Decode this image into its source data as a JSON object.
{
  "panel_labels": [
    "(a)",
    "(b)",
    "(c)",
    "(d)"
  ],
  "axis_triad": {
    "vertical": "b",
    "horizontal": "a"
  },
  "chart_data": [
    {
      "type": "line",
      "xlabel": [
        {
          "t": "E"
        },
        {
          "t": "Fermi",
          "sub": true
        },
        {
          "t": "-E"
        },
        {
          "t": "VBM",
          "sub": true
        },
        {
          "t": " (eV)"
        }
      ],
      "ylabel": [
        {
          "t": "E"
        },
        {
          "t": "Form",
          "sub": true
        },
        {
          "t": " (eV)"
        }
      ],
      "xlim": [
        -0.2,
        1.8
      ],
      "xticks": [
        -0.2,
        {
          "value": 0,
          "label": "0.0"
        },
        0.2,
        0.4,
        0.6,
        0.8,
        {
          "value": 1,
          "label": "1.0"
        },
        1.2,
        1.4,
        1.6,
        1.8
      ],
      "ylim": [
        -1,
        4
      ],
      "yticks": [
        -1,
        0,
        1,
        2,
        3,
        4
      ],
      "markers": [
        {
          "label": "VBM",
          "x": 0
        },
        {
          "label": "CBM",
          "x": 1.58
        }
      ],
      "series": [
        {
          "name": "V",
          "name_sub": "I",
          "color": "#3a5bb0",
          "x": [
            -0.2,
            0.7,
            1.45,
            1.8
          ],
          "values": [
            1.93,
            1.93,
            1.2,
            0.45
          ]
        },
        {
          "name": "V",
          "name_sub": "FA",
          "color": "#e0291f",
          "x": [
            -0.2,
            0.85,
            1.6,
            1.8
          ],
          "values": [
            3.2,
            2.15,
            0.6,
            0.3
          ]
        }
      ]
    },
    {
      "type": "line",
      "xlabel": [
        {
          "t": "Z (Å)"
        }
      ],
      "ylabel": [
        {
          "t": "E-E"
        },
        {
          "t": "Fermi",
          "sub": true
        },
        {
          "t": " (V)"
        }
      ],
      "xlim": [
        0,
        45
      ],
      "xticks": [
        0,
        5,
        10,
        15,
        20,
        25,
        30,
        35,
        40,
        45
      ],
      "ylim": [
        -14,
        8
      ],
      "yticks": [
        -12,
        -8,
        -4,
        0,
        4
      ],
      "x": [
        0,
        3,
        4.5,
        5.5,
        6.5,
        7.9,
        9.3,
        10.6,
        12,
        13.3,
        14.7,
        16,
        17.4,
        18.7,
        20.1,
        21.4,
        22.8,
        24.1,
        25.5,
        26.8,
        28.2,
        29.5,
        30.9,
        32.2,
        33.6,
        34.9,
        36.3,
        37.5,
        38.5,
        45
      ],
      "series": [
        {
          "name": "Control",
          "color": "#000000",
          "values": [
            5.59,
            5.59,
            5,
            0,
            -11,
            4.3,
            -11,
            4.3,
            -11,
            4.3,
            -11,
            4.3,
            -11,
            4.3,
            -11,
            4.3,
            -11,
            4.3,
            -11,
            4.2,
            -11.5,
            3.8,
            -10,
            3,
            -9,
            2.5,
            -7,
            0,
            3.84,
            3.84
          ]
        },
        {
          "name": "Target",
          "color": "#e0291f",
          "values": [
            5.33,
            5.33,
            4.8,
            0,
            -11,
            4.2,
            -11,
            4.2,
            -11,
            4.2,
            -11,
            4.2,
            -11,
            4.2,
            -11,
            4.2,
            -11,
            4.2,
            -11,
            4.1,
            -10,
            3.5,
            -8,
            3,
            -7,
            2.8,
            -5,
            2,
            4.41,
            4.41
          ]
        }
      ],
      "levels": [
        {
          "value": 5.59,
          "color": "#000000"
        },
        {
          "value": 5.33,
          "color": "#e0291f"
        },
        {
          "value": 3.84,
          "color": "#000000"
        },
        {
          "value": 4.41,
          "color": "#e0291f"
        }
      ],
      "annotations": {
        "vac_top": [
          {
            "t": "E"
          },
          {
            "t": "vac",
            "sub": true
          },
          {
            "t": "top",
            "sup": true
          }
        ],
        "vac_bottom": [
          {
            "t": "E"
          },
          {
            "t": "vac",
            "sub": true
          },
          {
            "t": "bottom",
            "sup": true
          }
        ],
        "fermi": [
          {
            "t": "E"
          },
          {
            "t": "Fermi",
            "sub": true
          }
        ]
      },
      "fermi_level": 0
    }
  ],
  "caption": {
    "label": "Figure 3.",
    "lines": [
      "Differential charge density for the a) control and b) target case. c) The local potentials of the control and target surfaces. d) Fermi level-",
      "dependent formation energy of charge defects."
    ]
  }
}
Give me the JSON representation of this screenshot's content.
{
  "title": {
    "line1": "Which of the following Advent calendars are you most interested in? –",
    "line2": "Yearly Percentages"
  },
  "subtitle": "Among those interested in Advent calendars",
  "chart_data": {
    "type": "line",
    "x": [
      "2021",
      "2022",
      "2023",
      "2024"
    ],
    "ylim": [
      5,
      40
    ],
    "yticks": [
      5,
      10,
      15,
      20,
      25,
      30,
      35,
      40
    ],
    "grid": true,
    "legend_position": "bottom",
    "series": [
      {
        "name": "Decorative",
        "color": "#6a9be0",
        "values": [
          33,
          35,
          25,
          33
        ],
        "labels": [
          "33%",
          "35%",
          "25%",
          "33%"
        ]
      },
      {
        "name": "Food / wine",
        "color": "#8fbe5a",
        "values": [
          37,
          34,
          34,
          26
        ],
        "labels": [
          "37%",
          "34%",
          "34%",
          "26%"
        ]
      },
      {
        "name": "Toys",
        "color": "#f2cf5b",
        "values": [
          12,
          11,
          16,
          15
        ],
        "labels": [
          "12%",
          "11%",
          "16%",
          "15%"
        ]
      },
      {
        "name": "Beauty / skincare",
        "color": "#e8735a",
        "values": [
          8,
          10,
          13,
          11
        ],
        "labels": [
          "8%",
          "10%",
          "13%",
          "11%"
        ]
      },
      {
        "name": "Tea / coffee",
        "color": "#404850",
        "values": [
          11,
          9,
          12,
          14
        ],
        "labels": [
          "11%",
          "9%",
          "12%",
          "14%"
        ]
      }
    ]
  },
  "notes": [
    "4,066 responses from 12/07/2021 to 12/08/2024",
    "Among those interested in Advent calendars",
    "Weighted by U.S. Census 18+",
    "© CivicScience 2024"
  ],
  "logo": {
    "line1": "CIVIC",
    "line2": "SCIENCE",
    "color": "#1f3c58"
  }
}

> What you have to do
Find the lines containing "JSON" and list every one of them.

> Written solution
Decode this image into its source data as a JSON object.
Give me the JSON representation of this screenshot's content.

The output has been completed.